## To do
Track down every line below that holds "tous" and copy it.
>> START
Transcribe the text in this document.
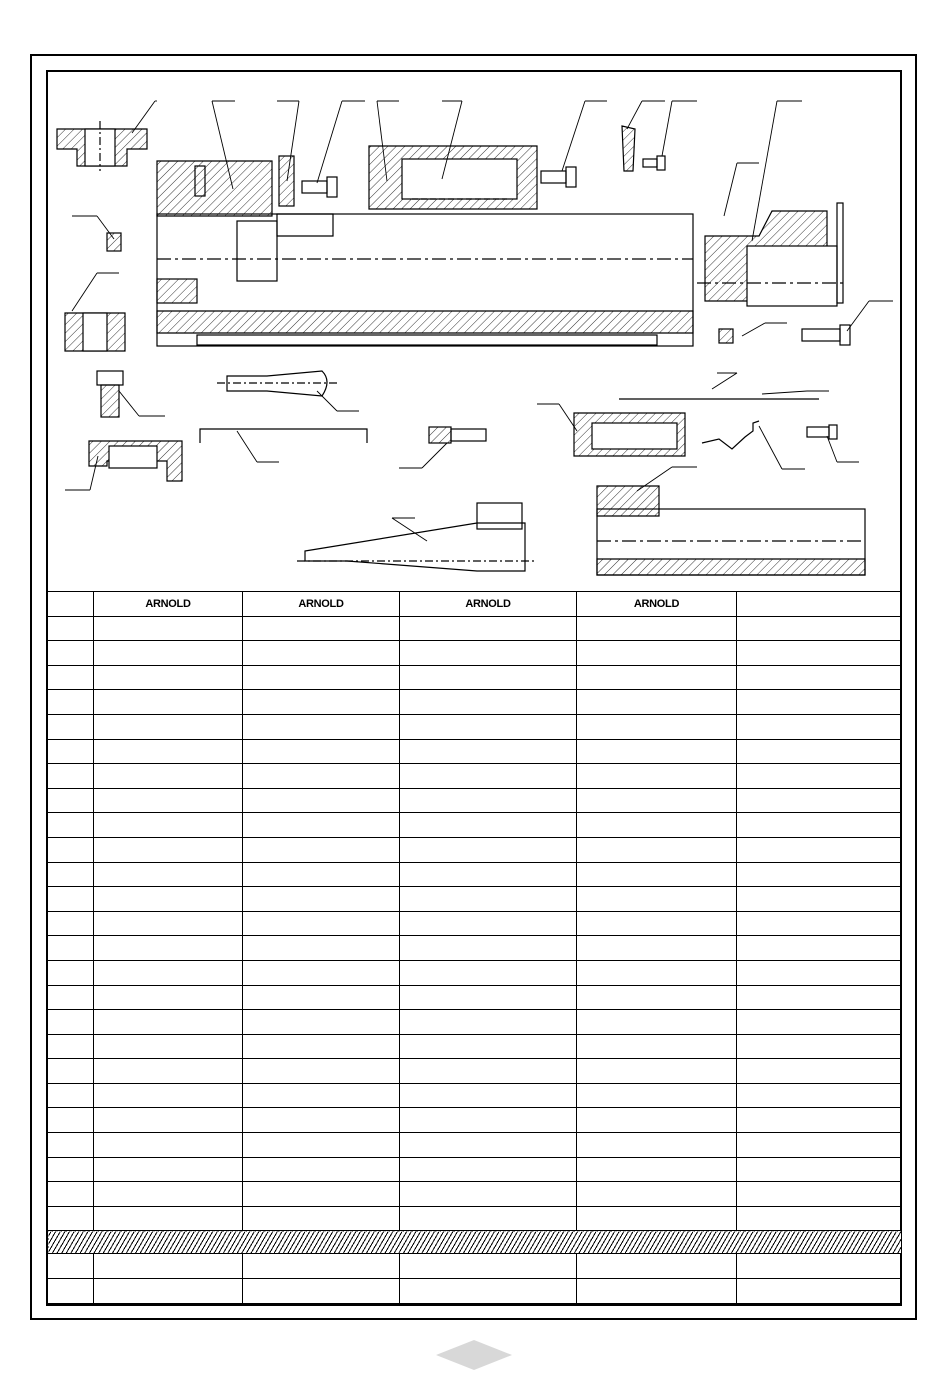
	ARNOLD	ARNOLD	ARNOLD	ARNOLD	
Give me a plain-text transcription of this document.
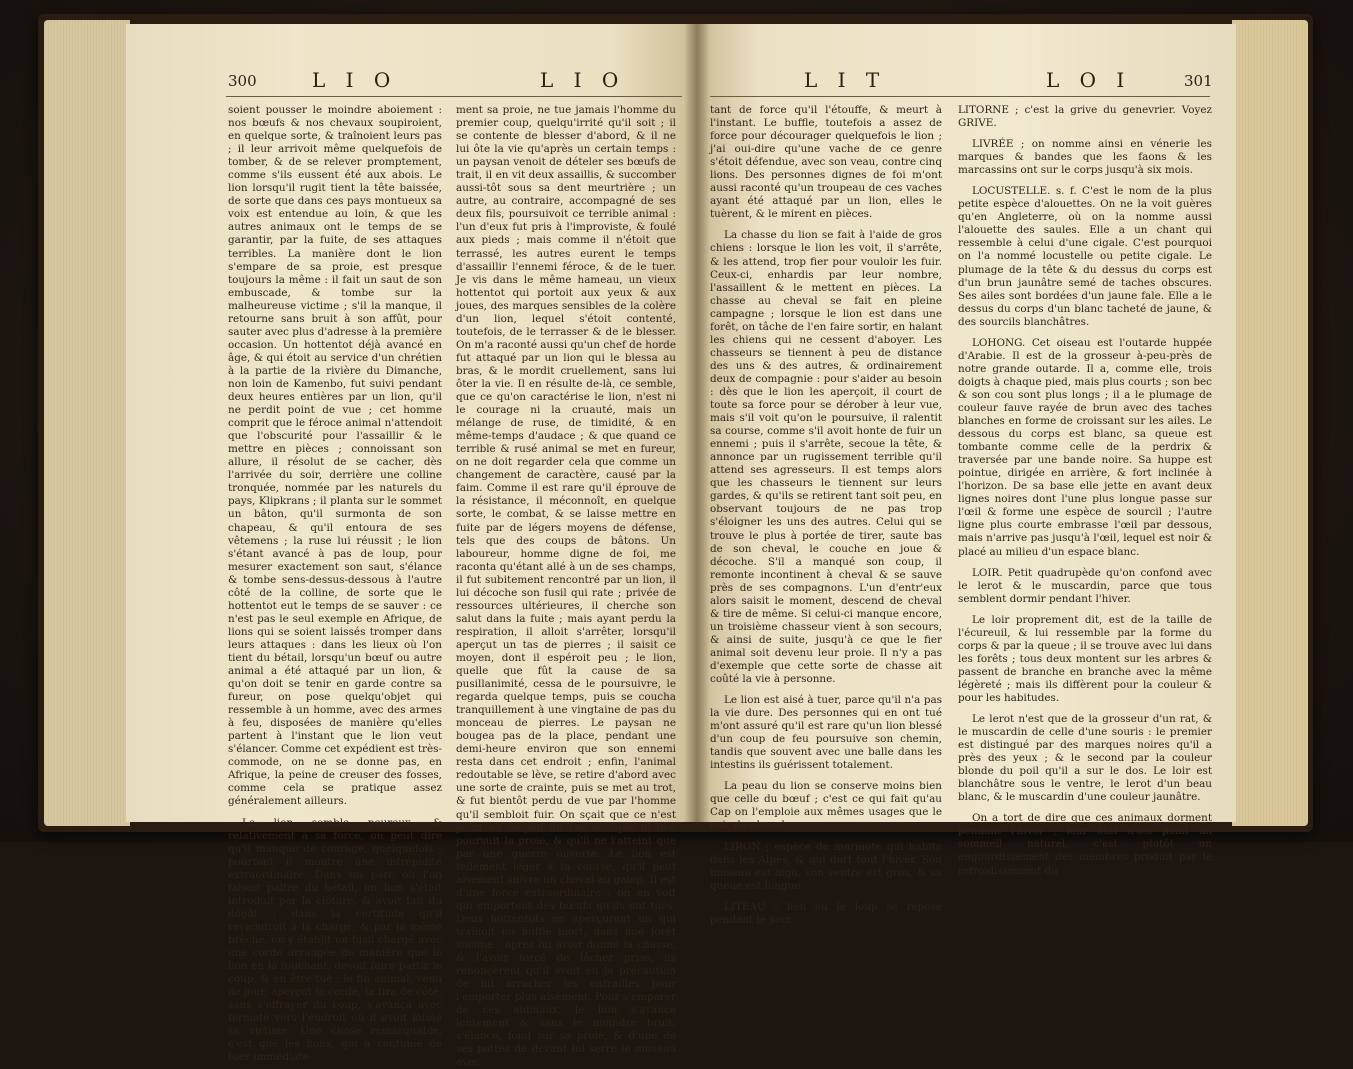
300	L I O	L I O

soient pousser le moindre aboiement : nos bœufs & nos chevaux soupiroient, en quelque sorte, & traînoient leurs pas ; il leur arrivoit même quelquefois de tomber, & de se relever promptement, comme s'ils eussent été aux abois. Le lion lorsqu'il rugit tient la tête baissée, de sorte que dans ces pays montueux sa voix est entendue au loin, & que les autres animaux ont le temps de se garantir, par la fuite, de ses attaques terribles. La manière dont le lion s'empare de sa proie, est presque toujours la même : il fait un saut de son embuscade, & tombe sur la malheureuse victime ; s'il la manque, il retourne sans bruit à son affût, pour sauter avec plus d'adresse à la première occasion. Un hottentot déjà avancé en âge, & qui étoit au service d'un chrétien à la partie de la rivière du Dimanche, non loin de Kamenbo, fut suivi pendant deux heures entières par un lion, qu'il ne perdit point de vue ; cet homme comprit que le féroce animal n'attendoit que l'obscurité pour l'assaillir & le mettre en pièces ; connoissant son allure, il résolut de se cacher, dès l'arrivée du soir, derrière une colline tronquée, nommée par les naturels du pays, Klipkrans ; il planta sur le sommet un bâton, qu'il surmonta de son chapeau, & qu'il entoura de ses vêtemens ; la ruse lui réussit ; le lion s'étant avancé à pas de loup, pour mesurer exactement son saut, s'élance & tombe sens-dessus-dessous à l'autre côté de la colline, de sorte que le hottentot eut le temps de se sauver : ce n'est pas le seul exemple en Afrique, de lions qui se soient laissés tromper dans leurs attaques : dans les lieux où l'on tient du bétail, lorsqu'un bœuf ou autre animal a été attaqué par un lion, & qu'on doit se tenir en garde contre sa fureur, on pose quelqu'objet qui ressemble à un homme, avec des armes à feu, disposées de manière qu'elles partent à l'instant que le lion veut s'élancer. Comme cet expédient est très-commode, on ne se donne pas, en Afrique, la peine de creuser des fosses, comme cela se pratique assez généralement ailleurs.

Le lion semble peureux, & relativement à sa force, on peut dire qu'il manque de courage, quelquefois ; pourtant il montre une intrépidité extraordinaire. Dans un parc où l'on faisoit paître du bétail, un lion s'étoit introduit par la clôture, & avoit fait du dégât ; dans la certitude qu'il reviendroit à la charge, & par la même brèche, on y établit un fusil chargé avec une corde arrangée de manière que le lion en la touchant, devoit faire partir le coup, & en être tué ; le fin animal, venu de jour, aperçut la corde, la tira de côté, sans s'effrayer du coup, s'avança avec fermeté vers l'endroit où il avoit laissé sa victime. Une chose remarquable, c'est que les lions, qui a coutume de tuer immédiate-

ment sa proie, ne tue jamais l'homme du premier coup, quelqu'irrité qu'il soit ; il se contente de blesser d'abord, & il ne lui ôte la vie qu'après un certain temps : un paysan venoit de dételer ses bœufs de trait, il en vit deux assaillis, & succomber aussi-tôt sous sa dent meurtrière ; un autre, au contraire, accompagné de ses deux fils, poursuivoit ce terrible animal : l'un d'eux fut pris à l'improviste, & foulé aux pieds ; mais comme il n'étoit que terrassé, les autres eurent le temps d'assaillir l'ennemi féroce, & de le tuer. Je vis dans le même hameau, un vieux hottentot qui portoit aux yeux & aux joues, des marques sensibles de la colère d'un lion, lequel s'étoit contenté, toutefois, de le terrasser & de le blesser. On m'a raconté aussi qu'un chef de horde fut attaqué par un lion qui le blessa au bras, & le mordit cruellement, sans lui ôter la vie. Il en résulte de-là, ce semble, que ce qu'on caractérise le lion, n'est ni le courage ni la cruauté, mais un mélange de ruse, de timidité, & en même-temps d'audace ; & que quand ce terrible & rusé animal se met en fureur, on ne doit regarder cela que comme un changement de caractère, causé par la faim. Comme il est rare qu'il éprouve de la résistance, il méconnoît, en quelque sorte, le combat, & se laisse mettre en fuite par de légers moyens de défense, tels que des coups de bâtons. Un laboureur, homme digne de foi, me raconta qu'étant allé à un de ses champs, il fut subitement rencontré par un lion, il lui décoche son fusil qui rate ; privée de ressources ultérieures, il cherche son salut dans la fuite ; mais ayant perdu la respiration, il alloit s'arrêter, lorsqu'il aperçut un tas de pierres ; il saisit ce moyen, dont il espéroit peu ; le lion, quelle que fût la cause de sa pusillanimité, cessa de le poursuivre, le regarda quelque temps, puis se coucha tranquillement à une vingtaine de pas du monceau de pierres. Le paysan ne bougea pas de la place, pendant une demi-heure environ que son ennemi resta dans cet endroit ; enfin, l'animal redoutable se lève, se retire d'abord avec une sorte de crainte, puis se met au trot, & fut bientôt perdu de vue par l'homme qu'il sembloit fuir. On sçait que ce n'est point au moyen de l'odorat que le lion poursuit la proie, & qu'il ne l'atteint que par une guerre ouverte. Le lion est tellement léger à la course, qu'il peut aisément suivre un cheval au galop. Il est d'une force extraordinaire : on en voit qui emportent des bœufs qu'ils ont tués. Deux hottentots en aperçurent un qui traînoit un buffle mort, dans une forêt voisine : après lui avoir donné la chasse, & l'avoir forcé de lâcher prise, ils renonçèrent qu'il avoit eu la précaution de lui arracher les entrailles pour l'emporter plus aisément. Pour s'emparer de ces animaux, le lion s'avance lentement & sans le moindre bruit, s'élance, fond sur sa proie, & d'une de ses pattes de devant lui serre le museau avec

L I T	L O I	301

tant de force qu'il l'étouffe, & meurt à l'instant. Le buffle, toutefois a assez de force pour décourager quelquefois le lion ; j'ai oui-dire qu'une vache de ce genre s'étoit défendue, avec son veau, contre cinq lions. Des personnes dignes de foi m'ont aussi raconté qu'un troupeau de ces vaches ayant été attaqué par un lion, elles le tuèrent, & le mirent en pièces.

La chasse du lion se fait à l'aide de gros chiens : lorsque le lion les voit, il s'arrête, & les attend, trop fier pour vouloir les fuir. Ceux-ci, enhardis par leur nombre, l'assaillent & le mettent en pièces. La chasse au cheval se fait en pleine campagne ; lorsque le lion est dans une forêt, on tâche de l'en faire sortir, en halant les chiens qui ne cessent d'aboyer. Les chasseurs se tiennent à peu de distance des uns & des autres, & ordinairement deux de compagnie : pour s'aider au besoin : dès que le lion les aperçoit, il court de toute sa force pour se dérober à leur vue, mais s'il voit qu'on le poursuive, il ralentit sa course, comme s'il avoit honte de fuir un ennemi ; puis il s'arrête, secoue la tête, & annonce par un rugissement terrible qu'il attend ses agresseurs. Il est temps alors que les chasseurs le tiennent sur leurs gardes, & qu'ils se retirent tant soit peu, en observant toujours de ne pas trop s'éloigner les uns des autres. Celui qui se trouve le plus à portée de tirer, saute bas de son cheval, le couche en joue & décoche. S'il a manqué son coup, il remonte incontinent à cheval & se sauve près de ses compagnons. L'un d'entr'eux alors saisit le moment, descend de cheval & tire de même. Si celui-ci manque encore, un troisième chasseur vient à son secours, & ainsi de suite, jusqu'à ce que le fier animal soit devenu leur proie. Il n'y a pas d'exemple que cette sorte de chasse ait coûté la vie à personne.

Le lion est aisé à tuer, parce qu'il n'a pas la vie dure. Des personnes qui en ont tué m'ont assuré qu'il est rare qu'un lion blessé d'un coup de feu poursuive son chemin, tandis que souvent avec une balle dans les intestins ils guérissent totalement.

La peau du lion se conserve moins bien que celle du bœuf ; c'est ce qui fait qu'au Cap on l'emploie aux mêmes usages que le cuir du cheval.

LIRON ; espèce de marmote qui habite dans les Alpes, & qui dort tout l'hiver. Son museau est aigu, son ventre est gros, & sa queue est longue.

LITEAU ; lieu où le loup se repose pendant le jour.

LITORNE ; c'est la grive du genevrier. Voyez GRIVE.

LIVRÉE ; on nomme ainsi en vénerie les marques & bandes que les faons & les marcassins ont sur le corps jusqu'à six mois.

LOCUSTELLE. s. f. C'est le nom de la plus petite espèce d'alouettes. On ne la voit guères qu'en Angleterre, où on la nomme aussi l'alouette des saules. Elle a un chant qui ressemble à celui d'une cigale. C'est pourquoi on l'a nommé locustelle ou petite cigale. Le plumage de la tête & du dessus du corps est d'un brun jaunâtre semé de taches obscures. Ses ailes sont bordées d'un jaune fale. Elle a le dessus du corps d'un blanc tacheté de jaune, & des sourcils blanchâtres.

LOHONG. Cet oiseau est l'outarde huppée d'Arabie. Il est de la grosseur à-peu-près de notre grande outarde. Il a, comme elle, trois doigts à chaque pied, mais plus courts ; son bec & son cou sont plus longs ; il a le plumage de couleur fauve rayée de brun avec des taches blanches en forme de croissant sur les ailes. Le dessous du corps est blanc, sa queue est tombante comme celle de la perdrix & traversée par une bande noire. Sa huppe est pointue, dirigée en arrière, & fort inclinée à l'horizon. De sa base elle jette en avant deux lignes noires dont l'une plus longue passe sur l'œil & forme une espèce de sourcil ; l'autre ligne plus courte embrasse l'œil par dessous, mais n'arrive pas jusqu'à l'œil, lequel est noir & placé au milieu d'un espace blanc.

LOIR. Petit quadrupède qu'on confond avec le lerot & le muscardin, parce que tous semblent dormir pendant l'hiver.

Le loir proprement dit, est de la taille de l'écureuil, & lui ressemble par la forme du corps & par la queue ; il se trouve avec lui dans les forêts ; tous deux montent sur les arbres & passent de branche en branche avec la même légèreté ; mais ils diffèrent pour la couleur & pour les habitudes.

Le lerot n'est que de la grosseur d'un rat, & le muscardin de celle d'une souris : le premier est distingué par des marques noires qu'il a près des yeux ; & le second par la couleur blonde du poil qu'il a sur le dos. Le loir est blanchâtre sous le ventre, le lerot d'un beau blanc, & le muscardin d'une couleur jaunâtre.

On a tort de dire que ces animaux dorment pendant l'hiver ; leur état n'est point un sommeil naturel, c'est plutôt un engourdissement des membres produit par le refroidissement du
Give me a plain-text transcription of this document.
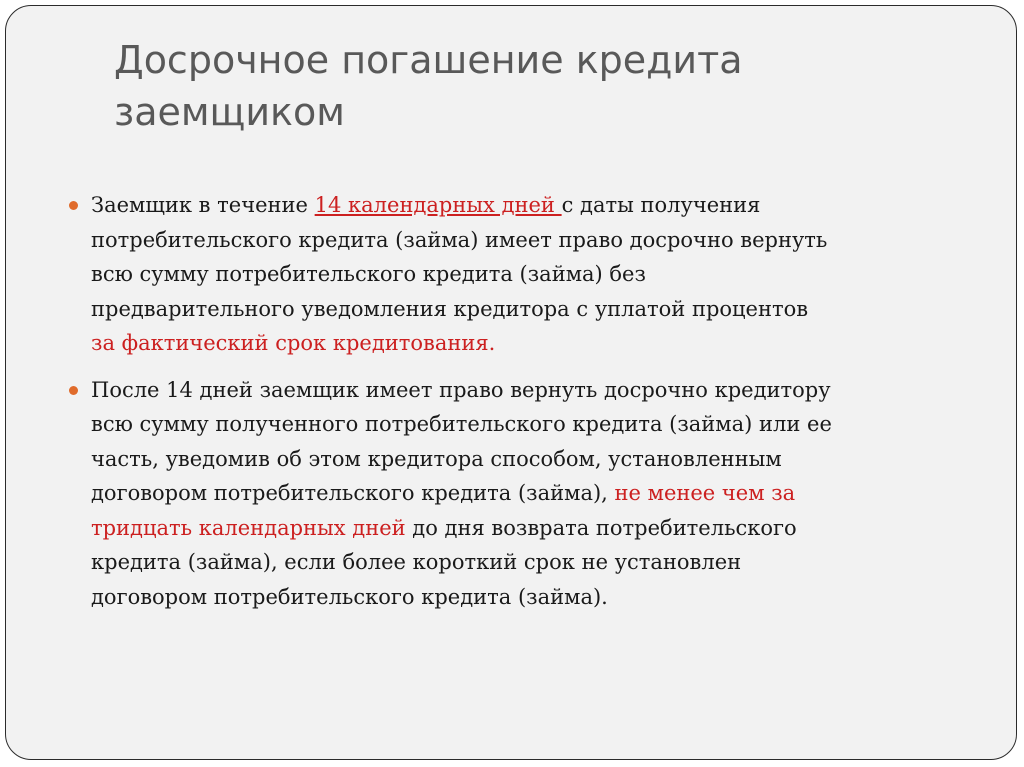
Досрочное погашение кредита
заемщиком
Заемщик в течение 14 календарных дней с даты получения
потребительского кредита (займа) имеет право досрочно вернуть
всю сумму потребительского кредита (займа) без
предварительного уведомления кредитора с уплатой процентов
за фактический срок кредитования.
После 14 дней заемщик имеет право вернуть досрочно кредитору
всю сумму полученного потребительского кредита (займа) или ее
часть, уведомив об этом кредитора способом, установленным
договором потребительского кредита (займа), не менее чем за
тридцать календарных дней до дня возврата потребительского
кредита (займа), если более короткий срок не установлен
договором потребительского кредита (займа).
>> END
## Result of the exercise
LOIR. Petit quadrupède qu'on confond avec le lerot & le muscardin, parce que tous semblent dormir pendant l'hiver.
Le loir proprement dit, est de la taille de l'écureuil, & lui ressemble par la forme du corps & par la queue ; il se trouve avec lui dans les forêts ; tous deux montent sur les arbres & passent de branche en branche avec la même légèreté ; mais ils diffèrent pour la couleur & pour les habitudes.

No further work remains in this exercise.